● **Lista de tareas**
1. ¿Cómo define Nely Reguera lo que propone «María y los demás», según el texto sobre esa película?
2. Prolonga el texto sobre la película «María y los demás» a partir de su última frase.

● **Texto proporcionado**
◆ ◆ ◆ ◆ ◆

Como no hay señales ni caminos, María a veces está un poco perdida con lo que quiere. O con lo que le han dicho que tiene que querer. Pero está cerca, lo intuye. Tan cerca que, en realidad, podría vivir así, de sucedáneos, convenciéndose de que, en ocasiones, las gulas pueden pasar perfectamente por angulas. De lejos, pueden incluso confundirse.

Es la generación «Challenger», la que vio «cómo sus sueños se estrellaban en directo»

«María y los demás propone», como lo define Nely Reguera, una «sociología familiar sin el objetivo de sentar cátedra». Pero es también, aunque Reguera rehúya el término, lo que viene siendo una película «generacional». Porque María, sus hermanos y sus amigos, somos nosotros. Soy yo. A cuestas con los miedos y las incertidumbres, siempre dándole vueltas a un cotidiano misterio, el de quiénes quisimos ser y en quiénes nos convertimos.

◆ ◆ ◆ ◆ ◆

● **Información extraída**
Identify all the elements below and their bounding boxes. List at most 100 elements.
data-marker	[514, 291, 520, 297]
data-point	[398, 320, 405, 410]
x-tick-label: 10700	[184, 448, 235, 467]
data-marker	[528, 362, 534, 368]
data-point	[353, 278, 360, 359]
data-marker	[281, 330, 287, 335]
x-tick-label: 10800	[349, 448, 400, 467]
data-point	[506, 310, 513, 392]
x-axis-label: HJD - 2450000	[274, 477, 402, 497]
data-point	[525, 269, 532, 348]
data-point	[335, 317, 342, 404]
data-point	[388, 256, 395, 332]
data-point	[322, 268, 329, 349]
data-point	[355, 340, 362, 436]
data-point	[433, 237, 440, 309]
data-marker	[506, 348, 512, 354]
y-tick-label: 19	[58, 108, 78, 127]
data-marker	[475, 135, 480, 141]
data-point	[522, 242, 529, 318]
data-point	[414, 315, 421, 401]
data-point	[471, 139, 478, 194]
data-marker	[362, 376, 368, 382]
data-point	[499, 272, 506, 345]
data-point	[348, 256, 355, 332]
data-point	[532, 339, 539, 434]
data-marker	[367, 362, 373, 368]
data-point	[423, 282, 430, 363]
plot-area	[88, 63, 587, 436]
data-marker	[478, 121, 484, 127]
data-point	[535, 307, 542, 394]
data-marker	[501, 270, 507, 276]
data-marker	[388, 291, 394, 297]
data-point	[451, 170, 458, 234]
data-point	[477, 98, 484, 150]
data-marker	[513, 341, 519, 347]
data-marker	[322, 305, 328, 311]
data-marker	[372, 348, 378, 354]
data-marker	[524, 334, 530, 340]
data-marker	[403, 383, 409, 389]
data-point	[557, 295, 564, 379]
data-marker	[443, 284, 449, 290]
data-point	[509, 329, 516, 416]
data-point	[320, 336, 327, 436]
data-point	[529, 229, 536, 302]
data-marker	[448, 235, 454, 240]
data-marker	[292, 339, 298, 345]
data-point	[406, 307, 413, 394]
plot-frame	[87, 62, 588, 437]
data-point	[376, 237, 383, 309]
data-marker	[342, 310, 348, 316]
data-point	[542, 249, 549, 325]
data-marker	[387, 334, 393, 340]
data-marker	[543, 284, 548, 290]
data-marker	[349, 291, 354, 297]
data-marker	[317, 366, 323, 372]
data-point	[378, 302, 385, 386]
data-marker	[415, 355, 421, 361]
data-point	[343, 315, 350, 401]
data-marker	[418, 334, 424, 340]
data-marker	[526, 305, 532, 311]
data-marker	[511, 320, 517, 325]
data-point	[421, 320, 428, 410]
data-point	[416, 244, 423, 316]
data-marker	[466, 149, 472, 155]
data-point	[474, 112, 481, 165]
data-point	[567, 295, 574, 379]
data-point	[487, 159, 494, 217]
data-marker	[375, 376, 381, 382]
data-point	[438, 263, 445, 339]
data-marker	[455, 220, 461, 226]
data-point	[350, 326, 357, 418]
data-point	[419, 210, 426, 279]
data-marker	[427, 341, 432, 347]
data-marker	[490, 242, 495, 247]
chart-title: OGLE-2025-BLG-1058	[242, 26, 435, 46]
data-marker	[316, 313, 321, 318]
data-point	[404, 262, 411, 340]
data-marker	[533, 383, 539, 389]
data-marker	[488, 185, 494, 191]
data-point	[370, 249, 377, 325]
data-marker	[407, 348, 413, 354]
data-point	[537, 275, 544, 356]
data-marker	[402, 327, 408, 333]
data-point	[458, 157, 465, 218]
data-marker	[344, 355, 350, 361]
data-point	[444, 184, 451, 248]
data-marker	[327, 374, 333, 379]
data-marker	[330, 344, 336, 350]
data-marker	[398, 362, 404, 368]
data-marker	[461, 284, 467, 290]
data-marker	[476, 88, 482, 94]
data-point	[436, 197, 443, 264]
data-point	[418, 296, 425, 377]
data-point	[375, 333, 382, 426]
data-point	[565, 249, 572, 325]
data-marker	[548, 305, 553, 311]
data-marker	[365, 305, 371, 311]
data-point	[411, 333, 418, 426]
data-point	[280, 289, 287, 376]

◆ ◆ ◆ ◆ ◆

● **Respuestas por tarea**
1. Como una «sociología familiar sin el objetivo de sentar cátedra».

2.
Territorios limítrofes

La etiqueta «generacional» provoca siempre cierta urticaria, pero María es un personaje ampliamente reconocible que, en cierto sentido, entronca con los personajes de otra cineasta, Mar Coll (Barcelona, 1981), y sus «Tres días con la familia» y »Todos queremos lo mejor para ella». O con los de Jonás Trueba (Madrid, 1980) en «Todas las canciones hablan de mí» o «La reconquista». Personajes que habitan los territorios limítrofes entre la vida soñada y la realidad y que a la vez están muy apegados a nuestras maneras de sentir y vivir. A nuestras maneras de estar perdidos. Insatisfechos. A nuestra nostalgia no solo del pasado, sino también de ese futuro que nos dijeron que llegaría.

Hablamos de la Generación Y. Generación bumerán o Peter Pan, la de los «millennials». Aunque, en mi opinión, el más acertado de todos los nombres lo acuñó la escritora mallorquina Llucia Ramis (1977), autora de «Todo lo que una tarde murió con las bicicletas», que bautizó a esta generación de treintañeros como «Challenger» porque fue la que vio «cómo sus sueños se estrellaban en directo».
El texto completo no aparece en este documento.